*Task details:* Only the number is wanted: how many lines in the data contain "летучесть"?

-- start Extracted entries --

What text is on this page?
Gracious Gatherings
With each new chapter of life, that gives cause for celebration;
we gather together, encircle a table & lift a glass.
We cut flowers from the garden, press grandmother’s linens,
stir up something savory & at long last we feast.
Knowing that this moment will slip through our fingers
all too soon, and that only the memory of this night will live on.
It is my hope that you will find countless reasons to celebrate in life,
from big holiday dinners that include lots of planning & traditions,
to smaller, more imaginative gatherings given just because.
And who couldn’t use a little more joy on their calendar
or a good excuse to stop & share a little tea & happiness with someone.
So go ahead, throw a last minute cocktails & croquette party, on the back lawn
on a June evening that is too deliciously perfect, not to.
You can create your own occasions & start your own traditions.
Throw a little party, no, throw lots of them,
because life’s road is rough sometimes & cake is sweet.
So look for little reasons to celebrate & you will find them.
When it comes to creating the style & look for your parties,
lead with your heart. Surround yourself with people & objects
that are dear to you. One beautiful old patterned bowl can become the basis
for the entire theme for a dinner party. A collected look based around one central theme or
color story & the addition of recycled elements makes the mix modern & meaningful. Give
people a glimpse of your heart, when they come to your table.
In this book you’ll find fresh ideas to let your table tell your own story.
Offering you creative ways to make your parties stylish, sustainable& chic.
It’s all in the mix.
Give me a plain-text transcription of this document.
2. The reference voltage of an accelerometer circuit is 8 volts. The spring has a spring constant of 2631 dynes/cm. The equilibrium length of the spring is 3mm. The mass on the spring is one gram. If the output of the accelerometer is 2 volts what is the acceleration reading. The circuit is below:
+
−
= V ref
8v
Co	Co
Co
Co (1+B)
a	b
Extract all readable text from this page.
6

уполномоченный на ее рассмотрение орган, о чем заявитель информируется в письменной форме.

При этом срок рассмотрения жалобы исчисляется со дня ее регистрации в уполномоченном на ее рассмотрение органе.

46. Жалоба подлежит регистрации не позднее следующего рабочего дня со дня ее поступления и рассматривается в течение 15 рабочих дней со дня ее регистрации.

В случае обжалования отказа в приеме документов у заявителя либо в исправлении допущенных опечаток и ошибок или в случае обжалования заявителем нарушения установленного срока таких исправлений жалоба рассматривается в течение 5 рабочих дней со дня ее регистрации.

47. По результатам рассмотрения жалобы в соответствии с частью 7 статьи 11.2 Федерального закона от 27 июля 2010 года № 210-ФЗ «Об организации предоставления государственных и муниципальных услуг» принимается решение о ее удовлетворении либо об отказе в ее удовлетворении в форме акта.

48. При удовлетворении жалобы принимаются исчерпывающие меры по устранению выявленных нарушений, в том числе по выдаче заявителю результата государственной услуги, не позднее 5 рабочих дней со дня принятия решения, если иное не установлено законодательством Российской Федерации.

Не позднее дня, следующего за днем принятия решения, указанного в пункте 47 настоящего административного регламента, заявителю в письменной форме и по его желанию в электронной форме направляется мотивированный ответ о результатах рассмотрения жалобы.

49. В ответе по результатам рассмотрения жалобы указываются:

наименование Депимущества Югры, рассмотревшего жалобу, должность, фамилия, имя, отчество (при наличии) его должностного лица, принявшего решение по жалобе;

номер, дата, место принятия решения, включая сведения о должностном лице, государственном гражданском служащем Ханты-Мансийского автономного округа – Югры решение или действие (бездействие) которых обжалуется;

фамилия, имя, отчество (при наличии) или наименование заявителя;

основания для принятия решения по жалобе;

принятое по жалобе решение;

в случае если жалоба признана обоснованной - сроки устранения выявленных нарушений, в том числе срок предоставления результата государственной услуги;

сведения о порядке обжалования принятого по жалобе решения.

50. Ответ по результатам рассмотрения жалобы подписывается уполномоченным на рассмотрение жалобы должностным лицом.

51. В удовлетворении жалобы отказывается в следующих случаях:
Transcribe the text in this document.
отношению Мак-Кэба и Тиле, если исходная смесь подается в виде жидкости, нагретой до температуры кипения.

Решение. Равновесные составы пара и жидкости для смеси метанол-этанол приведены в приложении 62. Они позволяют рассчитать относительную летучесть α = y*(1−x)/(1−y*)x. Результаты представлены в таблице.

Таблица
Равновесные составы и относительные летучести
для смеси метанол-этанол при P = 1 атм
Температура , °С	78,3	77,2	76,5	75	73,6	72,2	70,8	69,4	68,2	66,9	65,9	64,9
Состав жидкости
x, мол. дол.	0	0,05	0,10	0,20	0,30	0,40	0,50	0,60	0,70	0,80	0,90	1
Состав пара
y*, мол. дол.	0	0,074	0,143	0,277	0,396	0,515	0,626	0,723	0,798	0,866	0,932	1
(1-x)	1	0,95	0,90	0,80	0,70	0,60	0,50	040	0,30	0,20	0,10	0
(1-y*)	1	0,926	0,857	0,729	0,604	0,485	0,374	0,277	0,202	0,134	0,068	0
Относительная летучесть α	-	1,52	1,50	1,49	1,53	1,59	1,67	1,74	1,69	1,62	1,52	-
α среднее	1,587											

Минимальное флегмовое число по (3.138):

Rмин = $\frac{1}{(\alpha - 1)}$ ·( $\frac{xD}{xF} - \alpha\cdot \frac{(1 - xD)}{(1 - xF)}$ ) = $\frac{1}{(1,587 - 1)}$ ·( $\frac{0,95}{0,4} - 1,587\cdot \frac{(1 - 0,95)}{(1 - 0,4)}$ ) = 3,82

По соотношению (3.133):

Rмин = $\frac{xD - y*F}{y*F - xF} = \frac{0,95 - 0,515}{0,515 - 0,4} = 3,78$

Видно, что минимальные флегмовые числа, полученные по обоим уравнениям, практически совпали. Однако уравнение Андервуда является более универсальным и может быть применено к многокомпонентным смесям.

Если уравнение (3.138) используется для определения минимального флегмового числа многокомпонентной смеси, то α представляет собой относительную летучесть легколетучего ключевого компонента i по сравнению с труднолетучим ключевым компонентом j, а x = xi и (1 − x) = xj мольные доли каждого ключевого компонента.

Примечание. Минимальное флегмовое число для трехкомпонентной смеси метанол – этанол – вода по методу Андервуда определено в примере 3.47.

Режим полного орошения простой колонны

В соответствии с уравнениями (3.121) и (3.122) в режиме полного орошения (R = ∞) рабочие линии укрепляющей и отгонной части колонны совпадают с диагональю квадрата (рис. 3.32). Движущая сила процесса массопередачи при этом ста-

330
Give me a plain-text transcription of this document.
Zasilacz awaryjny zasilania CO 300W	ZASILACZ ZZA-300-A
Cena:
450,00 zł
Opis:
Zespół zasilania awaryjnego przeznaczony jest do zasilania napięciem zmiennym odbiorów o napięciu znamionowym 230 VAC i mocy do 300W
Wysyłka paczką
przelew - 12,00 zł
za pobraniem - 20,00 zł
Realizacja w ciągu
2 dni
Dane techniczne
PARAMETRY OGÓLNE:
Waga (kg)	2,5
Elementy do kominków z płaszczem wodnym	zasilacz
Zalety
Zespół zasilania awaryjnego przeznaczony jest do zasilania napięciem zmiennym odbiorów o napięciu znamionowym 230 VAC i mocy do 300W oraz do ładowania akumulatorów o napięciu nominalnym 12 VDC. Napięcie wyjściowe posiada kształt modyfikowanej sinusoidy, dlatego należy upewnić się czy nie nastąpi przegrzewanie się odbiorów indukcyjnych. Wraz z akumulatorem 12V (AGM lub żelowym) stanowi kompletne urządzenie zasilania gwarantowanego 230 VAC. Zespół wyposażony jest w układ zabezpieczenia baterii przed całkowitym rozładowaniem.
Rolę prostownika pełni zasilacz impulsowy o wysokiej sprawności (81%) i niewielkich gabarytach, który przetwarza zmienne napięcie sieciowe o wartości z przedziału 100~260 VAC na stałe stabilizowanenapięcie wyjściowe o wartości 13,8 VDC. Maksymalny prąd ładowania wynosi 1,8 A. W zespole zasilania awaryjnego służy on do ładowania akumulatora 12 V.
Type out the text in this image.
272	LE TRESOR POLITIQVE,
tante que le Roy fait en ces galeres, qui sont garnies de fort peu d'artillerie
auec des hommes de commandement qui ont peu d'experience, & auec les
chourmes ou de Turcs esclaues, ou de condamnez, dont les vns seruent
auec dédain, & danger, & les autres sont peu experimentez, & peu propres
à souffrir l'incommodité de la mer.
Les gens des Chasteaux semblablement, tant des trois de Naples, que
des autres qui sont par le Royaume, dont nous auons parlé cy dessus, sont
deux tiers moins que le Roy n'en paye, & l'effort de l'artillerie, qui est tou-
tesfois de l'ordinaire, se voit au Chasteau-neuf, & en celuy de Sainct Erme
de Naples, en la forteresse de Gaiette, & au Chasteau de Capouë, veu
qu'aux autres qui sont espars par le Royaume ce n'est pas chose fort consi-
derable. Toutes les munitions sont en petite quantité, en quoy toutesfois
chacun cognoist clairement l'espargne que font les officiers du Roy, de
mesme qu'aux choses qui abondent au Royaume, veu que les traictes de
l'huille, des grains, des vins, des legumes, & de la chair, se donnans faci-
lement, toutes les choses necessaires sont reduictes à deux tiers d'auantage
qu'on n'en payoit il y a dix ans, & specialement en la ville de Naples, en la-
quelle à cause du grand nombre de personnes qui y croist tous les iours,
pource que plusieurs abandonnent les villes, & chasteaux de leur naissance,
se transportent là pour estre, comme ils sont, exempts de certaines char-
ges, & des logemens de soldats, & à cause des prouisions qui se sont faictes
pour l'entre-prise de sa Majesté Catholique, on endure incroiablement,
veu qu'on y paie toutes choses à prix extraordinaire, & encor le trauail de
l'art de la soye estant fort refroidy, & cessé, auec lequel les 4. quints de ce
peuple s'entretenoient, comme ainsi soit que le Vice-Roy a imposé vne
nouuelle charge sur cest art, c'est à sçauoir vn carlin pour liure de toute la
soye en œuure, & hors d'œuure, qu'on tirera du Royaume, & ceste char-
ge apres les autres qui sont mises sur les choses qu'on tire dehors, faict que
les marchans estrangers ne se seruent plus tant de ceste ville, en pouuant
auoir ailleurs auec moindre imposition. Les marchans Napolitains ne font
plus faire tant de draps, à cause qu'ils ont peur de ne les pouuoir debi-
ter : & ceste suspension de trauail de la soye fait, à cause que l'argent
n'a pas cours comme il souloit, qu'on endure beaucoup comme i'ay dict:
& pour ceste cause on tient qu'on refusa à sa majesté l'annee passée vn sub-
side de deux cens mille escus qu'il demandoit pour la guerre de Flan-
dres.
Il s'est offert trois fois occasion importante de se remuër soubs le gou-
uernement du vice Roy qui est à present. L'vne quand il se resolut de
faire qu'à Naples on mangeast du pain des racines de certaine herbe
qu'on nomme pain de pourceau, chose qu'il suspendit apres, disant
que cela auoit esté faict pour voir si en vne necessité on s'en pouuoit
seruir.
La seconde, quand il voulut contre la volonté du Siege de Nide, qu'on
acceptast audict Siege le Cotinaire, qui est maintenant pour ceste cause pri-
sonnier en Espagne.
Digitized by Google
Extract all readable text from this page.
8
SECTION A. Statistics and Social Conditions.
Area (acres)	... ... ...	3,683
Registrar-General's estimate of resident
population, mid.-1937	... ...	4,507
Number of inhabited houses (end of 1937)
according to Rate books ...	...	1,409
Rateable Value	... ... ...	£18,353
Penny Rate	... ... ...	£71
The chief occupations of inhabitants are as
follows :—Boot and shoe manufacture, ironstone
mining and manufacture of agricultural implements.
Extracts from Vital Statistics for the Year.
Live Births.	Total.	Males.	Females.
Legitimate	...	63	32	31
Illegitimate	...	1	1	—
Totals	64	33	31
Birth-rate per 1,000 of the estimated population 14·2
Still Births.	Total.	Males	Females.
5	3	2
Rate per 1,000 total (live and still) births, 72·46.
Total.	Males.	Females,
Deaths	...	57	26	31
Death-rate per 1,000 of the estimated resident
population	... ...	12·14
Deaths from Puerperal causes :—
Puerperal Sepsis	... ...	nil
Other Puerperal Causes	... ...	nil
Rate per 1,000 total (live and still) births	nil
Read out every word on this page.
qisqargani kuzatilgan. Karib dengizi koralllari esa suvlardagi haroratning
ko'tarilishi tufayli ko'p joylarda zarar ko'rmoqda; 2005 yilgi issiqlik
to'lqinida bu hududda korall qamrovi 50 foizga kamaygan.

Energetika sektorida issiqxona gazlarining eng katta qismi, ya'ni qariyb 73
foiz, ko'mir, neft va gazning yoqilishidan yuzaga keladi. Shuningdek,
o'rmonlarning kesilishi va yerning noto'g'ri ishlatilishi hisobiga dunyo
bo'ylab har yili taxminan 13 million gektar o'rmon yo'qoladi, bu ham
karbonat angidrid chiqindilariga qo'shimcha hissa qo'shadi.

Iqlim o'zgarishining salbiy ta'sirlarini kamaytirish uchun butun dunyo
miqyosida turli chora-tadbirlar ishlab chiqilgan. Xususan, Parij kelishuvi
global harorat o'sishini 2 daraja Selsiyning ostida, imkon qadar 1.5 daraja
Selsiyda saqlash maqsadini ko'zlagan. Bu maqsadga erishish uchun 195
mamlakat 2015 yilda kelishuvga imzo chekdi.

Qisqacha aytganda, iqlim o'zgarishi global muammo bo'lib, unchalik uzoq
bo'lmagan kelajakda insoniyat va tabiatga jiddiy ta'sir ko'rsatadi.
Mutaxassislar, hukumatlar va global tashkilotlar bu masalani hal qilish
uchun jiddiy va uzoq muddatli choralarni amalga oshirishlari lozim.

-- end Extracted entries --

*Result for this task:* 3